:: Task requirements ::
Each line containing the word "screenshot" must be collected.

:: Records to use ::
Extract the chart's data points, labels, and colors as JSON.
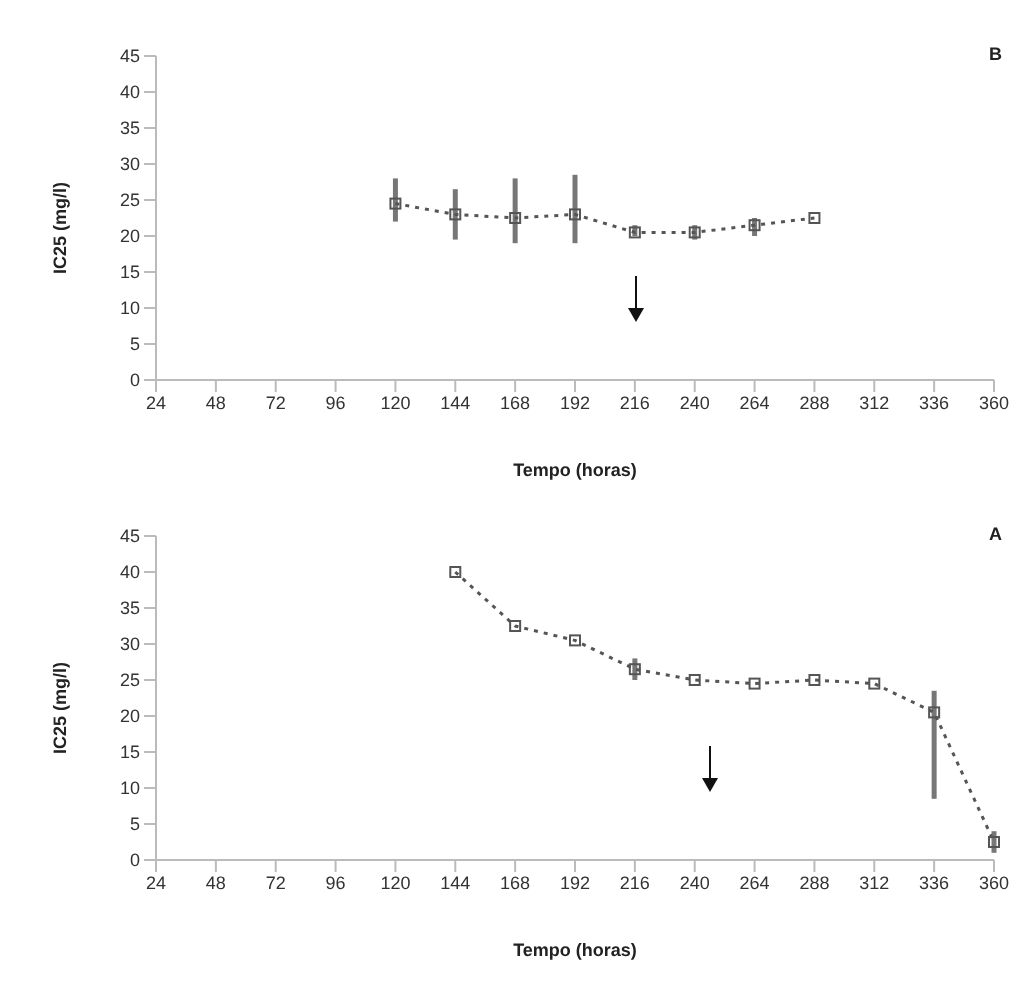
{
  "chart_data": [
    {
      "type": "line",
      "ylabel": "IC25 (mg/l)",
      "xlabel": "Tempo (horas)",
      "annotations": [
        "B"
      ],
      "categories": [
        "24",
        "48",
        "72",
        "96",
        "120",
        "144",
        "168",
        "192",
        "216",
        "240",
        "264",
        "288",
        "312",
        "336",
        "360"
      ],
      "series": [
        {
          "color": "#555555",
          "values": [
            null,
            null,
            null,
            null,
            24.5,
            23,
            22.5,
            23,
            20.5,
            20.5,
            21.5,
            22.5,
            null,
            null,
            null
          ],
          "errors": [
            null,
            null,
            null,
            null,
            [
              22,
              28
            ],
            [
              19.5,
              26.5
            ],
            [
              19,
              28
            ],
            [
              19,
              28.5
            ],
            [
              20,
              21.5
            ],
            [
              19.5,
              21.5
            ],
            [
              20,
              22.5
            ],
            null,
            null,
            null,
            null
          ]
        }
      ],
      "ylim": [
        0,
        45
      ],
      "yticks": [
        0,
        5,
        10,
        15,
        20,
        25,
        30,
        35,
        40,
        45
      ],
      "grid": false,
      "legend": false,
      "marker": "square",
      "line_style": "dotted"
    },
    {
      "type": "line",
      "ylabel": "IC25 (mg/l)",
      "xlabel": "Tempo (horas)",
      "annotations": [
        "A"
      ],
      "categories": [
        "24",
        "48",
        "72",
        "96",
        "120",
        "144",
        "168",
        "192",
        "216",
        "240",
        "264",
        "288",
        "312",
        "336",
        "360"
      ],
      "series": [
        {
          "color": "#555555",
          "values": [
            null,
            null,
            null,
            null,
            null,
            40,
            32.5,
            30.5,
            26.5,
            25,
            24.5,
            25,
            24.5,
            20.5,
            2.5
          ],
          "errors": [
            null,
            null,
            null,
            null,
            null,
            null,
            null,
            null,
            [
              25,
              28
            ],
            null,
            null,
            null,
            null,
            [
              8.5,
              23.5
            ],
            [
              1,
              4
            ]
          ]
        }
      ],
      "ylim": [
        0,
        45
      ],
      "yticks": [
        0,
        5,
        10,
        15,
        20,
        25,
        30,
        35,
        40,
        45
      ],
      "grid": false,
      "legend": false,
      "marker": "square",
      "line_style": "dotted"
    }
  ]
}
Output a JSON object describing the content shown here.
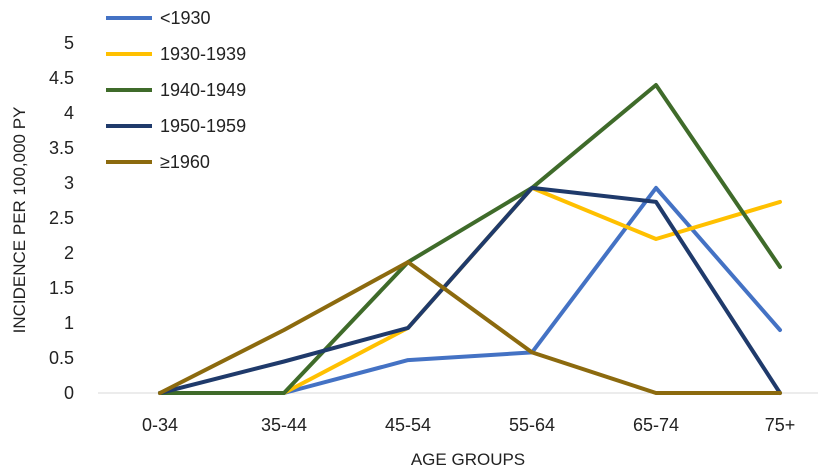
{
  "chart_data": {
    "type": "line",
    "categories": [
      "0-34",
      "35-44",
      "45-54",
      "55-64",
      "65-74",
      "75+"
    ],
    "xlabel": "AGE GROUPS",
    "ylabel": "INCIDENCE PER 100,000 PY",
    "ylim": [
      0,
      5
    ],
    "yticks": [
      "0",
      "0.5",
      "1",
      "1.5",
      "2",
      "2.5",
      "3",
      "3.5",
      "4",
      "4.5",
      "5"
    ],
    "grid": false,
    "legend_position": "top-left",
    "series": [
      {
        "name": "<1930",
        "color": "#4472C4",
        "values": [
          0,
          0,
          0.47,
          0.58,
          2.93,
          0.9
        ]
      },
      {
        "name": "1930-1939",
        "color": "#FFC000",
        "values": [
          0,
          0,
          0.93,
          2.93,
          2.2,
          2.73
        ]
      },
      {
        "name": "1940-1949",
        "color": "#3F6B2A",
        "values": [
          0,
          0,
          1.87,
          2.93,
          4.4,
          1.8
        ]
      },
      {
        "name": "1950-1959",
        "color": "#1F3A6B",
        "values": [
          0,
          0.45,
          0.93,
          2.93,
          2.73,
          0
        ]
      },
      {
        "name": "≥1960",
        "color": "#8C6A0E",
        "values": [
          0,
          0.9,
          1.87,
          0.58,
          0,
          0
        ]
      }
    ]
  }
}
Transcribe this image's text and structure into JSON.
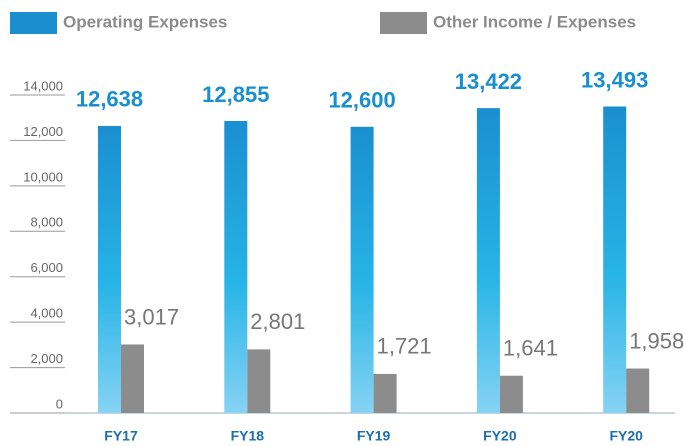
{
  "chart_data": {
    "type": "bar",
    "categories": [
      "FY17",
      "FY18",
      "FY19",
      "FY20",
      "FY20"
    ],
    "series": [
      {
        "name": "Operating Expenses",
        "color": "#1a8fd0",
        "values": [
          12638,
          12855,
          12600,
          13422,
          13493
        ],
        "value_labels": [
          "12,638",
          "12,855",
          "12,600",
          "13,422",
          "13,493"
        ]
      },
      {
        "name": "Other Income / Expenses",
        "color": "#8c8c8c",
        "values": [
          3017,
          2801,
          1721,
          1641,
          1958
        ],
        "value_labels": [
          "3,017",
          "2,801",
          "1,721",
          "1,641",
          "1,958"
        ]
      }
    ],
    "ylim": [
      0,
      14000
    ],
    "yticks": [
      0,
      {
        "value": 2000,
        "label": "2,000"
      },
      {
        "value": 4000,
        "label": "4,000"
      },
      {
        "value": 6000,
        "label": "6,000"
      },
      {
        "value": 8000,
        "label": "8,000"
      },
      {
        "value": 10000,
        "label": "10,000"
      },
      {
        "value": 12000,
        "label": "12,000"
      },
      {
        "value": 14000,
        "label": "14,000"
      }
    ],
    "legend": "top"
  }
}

...

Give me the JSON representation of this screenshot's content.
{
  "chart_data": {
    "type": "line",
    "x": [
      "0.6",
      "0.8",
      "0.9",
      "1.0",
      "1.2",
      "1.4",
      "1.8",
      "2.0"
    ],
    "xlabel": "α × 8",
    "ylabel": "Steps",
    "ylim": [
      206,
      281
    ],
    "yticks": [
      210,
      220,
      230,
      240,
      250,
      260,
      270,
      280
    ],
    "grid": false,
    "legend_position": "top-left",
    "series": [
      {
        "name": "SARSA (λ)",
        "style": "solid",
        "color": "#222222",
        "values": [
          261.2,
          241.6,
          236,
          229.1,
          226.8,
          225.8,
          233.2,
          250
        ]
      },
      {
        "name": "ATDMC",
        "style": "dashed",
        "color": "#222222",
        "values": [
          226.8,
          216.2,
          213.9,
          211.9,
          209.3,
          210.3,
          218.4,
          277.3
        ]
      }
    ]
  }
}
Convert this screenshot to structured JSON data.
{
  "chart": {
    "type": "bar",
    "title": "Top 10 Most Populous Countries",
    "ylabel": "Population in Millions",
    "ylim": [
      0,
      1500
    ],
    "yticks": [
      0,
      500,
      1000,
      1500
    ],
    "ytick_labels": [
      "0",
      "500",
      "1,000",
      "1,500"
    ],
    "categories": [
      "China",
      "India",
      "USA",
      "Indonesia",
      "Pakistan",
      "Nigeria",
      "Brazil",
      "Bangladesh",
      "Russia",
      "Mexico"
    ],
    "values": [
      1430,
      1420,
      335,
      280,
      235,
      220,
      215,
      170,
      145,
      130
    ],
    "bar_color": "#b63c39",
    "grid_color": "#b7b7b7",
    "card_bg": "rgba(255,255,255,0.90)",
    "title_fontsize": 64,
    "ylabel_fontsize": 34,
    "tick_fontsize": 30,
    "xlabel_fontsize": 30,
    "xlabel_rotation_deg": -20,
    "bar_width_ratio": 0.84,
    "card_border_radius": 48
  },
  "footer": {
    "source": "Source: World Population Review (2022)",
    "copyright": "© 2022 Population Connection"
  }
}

:: Exercise answer ::
Give me the JSON representation of this screenshot's content.
Convert this screenshot to structured JSON data.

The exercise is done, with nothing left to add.